• [Extrait présenté]
§

Confession d’une œcuméniste juive

Malgré les progrès réalisés jusqu’ici, juifs et chrétiens ont encore beaucoup apprendre les uns des autres à travers un dialogue spécifique qui n’empêche pas l’interaction avec d’autres fidèles abrahamiques et avec le reste de l’humanité.

Je plaisante souvent en disant que j’ai probablement assisté a plus d’activités du Conseil œcuménique des Églises (COE) que n’importe quelle autre personne juive au monde. J’ai le sentiment d’avoir une grande dette de reconnaissance envers le COE. En juin 1988, grâce au COE, j’ai vécu une expérience qui a transformé ma vie. Le Conseil a invité environ soixante femmes, provenant de partout dans le monde et de neuf religions différentes, à une conférence d’une semaine à Toronto, portant sur la religion, la politique et le féminisme. Les neuf religions représentées à la conférence de Toronto étaient le judaïsme, le christianisme, l’islam, le bouddhisme, l’hindouisme, le sikhisme, le bahaïsme, les traditions spirituelles autochtones indiennes américaines et la religion Wicca. Cette semaine a changé ma vie. Elle m’a placée sur un chemin qui m’a amenée à m’engager davantage dans le travail interreligieux, notamment avec le COE. J’ai participé à de nombreuses conférences depuis lors. Mais je crois n’avoir jamais participé à aucune autre de ce genre. Habituellement, la partie la plus importante de ces rencontres consiste en contacts informels durant les pauses et les repas. À Toronto, je me réveillais chaque matin avec l’envie d’assister aux sessions elles-mêmes.

En quoi cette expérience m’a-t-elle transformée? Ayant grandi aux États-Unis d’Amérique, j’ai toujours eu des amis chrétiens. Mais, en 1972, j’avais pris une décision délibérée de déménager en Israël et de travailler dans le domaine de l’éducation juive. Ainsi, durant les seize premières années de ma vie à Jérusalem, je n’ai connu que relativement peu de non-juifs. La conférence des femmes, à Toronto, m’a placée sur une trajectoire qui m’a conduite à me consacrer pendant des années au dialogue interreligieux et en particulier au dialogue entre juifs et chrétiens. De 2002 à 2009, j’ai fait partie d’une instance internationale de dialogue interreligieux du COE qui s’appelait « Penser ensemble » (« Thinking Together »), avec des bouddhistes, des chrétiens, des hindous, des juifs et des musulmans. Nous étions une sorte de groupe de réflexion et nous avons produit plusieurs publications. Cela a confirmé ma conviction que le dialogue et l’interaction positive entre des personnes de traditions religieuses et spirituelles diverses apportent une contribution importante à la construction de la paix et de la compréhension dans le monde.

§

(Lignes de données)
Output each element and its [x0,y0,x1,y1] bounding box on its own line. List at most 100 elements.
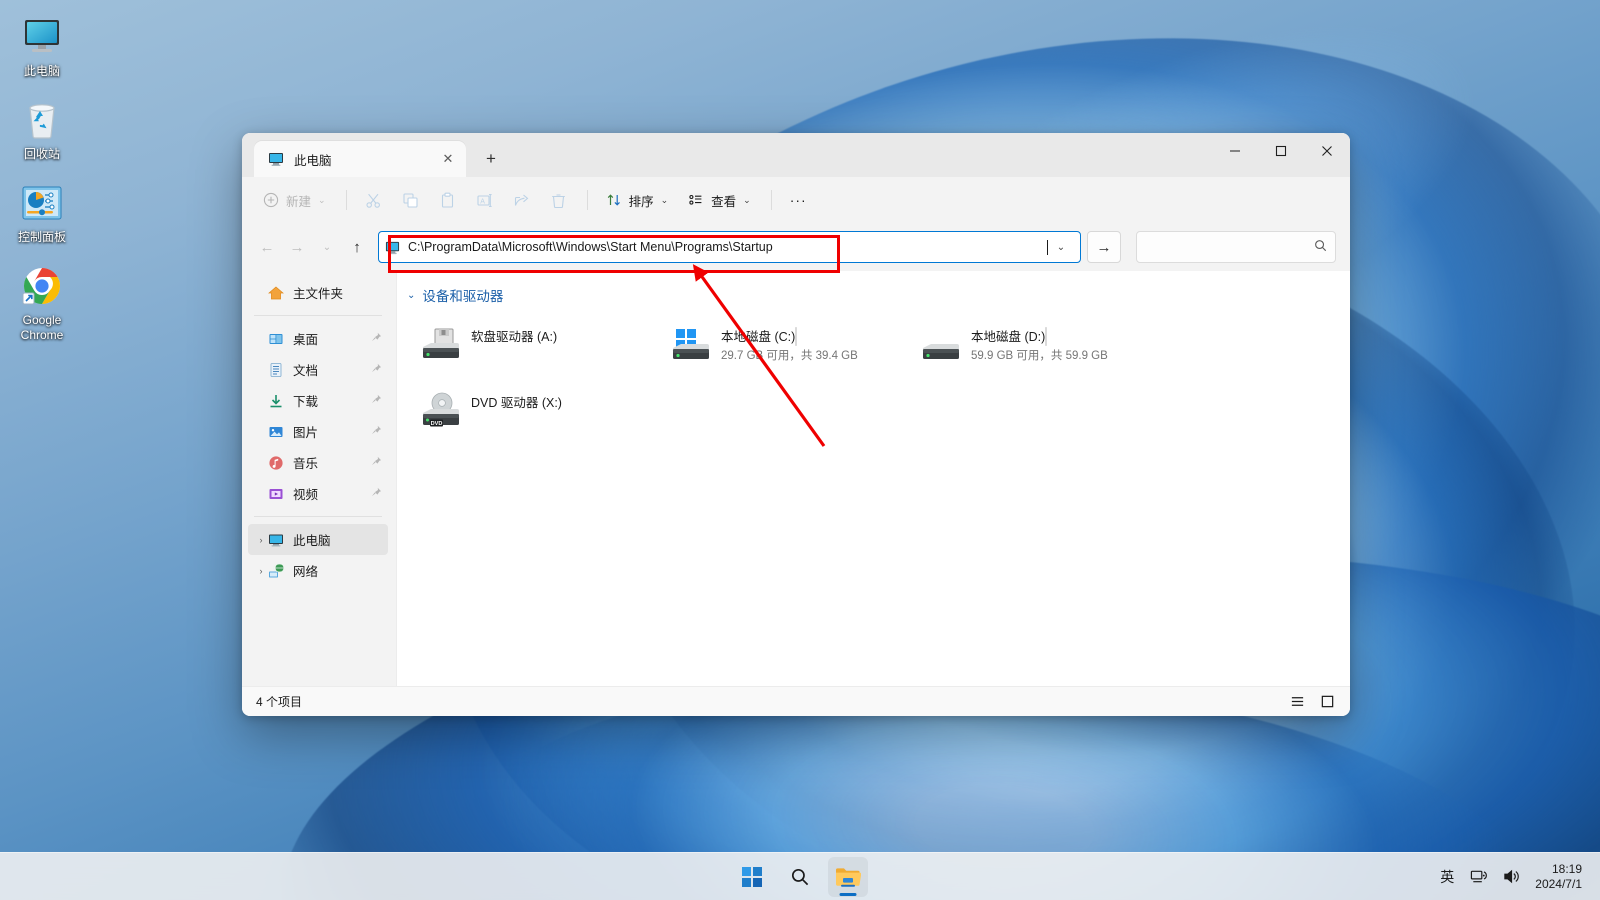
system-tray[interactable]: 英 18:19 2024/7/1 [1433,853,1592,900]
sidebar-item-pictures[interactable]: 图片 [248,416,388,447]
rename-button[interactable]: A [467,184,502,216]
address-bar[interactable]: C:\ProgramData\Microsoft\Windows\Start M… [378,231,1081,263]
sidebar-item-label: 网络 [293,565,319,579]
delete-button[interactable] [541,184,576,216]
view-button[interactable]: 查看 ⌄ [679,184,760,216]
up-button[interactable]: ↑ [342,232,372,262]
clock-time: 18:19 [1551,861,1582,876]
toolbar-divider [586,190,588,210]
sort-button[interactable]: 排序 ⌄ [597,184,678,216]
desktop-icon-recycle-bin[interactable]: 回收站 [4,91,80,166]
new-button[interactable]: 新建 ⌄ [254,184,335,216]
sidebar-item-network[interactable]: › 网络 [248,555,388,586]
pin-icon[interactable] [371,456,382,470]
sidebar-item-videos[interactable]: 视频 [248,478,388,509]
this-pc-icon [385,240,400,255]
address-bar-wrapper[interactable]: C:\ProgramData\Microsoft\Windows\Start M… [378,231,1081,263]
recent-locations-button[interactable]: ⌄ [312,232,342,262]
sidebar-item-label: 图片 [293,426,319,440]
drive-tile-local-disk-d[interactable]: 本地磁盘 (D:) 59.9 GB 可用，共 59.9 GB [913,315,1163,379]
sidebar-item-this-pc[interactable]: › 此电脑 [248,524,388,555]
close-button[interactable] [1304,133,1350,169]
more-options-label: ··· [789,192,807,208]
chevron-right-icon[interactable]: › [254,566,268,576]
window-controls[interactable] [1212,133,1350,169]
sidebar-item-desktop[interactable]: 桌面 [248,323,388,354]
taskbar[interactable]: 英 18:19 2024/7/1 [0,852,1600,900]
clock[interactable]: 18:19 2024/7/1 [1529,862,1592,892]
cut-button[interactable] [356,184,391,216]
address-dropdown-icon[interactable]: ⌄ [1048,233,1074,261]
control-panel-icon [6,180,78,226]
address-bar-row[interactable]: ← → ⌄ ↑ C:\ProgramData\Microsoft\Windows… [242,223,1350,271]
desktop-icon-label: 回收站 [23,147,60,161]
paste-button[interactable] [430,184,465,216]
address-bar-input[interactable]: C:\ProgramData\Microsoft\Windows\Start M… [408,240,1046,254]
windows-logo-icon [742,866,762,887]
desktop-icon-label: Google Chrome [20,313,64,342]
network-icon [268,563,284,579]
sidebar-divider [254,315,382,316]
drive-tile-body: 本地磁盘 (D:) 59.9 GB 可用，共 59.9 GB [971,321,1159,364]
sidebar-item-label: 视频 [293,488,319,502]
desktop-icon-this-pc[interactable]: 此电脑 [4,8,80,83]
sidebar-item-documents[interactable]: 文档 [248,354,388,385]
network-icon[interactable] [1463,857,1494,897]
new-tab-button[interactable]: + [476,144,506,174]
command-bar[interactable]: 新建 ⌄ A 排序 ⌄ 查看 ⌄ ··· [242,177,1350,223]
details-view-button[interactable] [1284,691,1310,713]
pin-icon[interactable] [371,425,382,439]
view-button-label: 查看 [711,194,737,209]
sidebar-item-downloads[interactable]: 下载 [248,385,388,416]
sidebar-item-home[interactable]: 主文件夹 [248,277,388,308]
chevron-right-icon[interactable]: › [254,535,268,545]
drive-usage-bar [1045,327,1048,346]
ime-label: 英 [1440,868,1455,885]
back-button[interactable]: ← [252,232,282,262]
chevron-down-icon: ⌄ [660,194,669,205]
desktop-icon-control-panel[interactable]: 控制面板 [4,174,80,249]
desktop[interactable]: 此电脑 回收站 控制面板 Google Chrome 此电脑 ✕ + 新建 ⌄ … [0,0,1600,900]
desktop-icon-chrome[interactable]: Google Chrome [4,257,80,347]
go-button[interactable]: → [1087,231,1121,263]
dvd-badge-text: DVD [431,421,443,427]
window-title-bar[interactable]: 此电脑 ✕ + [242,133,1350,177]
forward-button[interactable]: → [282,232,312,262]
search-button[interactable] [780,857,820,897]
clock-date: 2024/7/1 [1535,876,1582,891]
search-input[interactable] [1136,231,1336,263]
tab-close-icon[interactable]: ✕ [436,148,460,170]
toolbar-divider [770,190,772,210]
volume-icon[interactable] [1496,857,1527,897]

§

• [Votre tâche]
D'après le texte sur le dialogue interreligieux, combien de religions étaient représentées à la conférence de Toronto ? La liste ne sert à rien ici.

• [Réponse complète]
Neuf religions étaient représentées.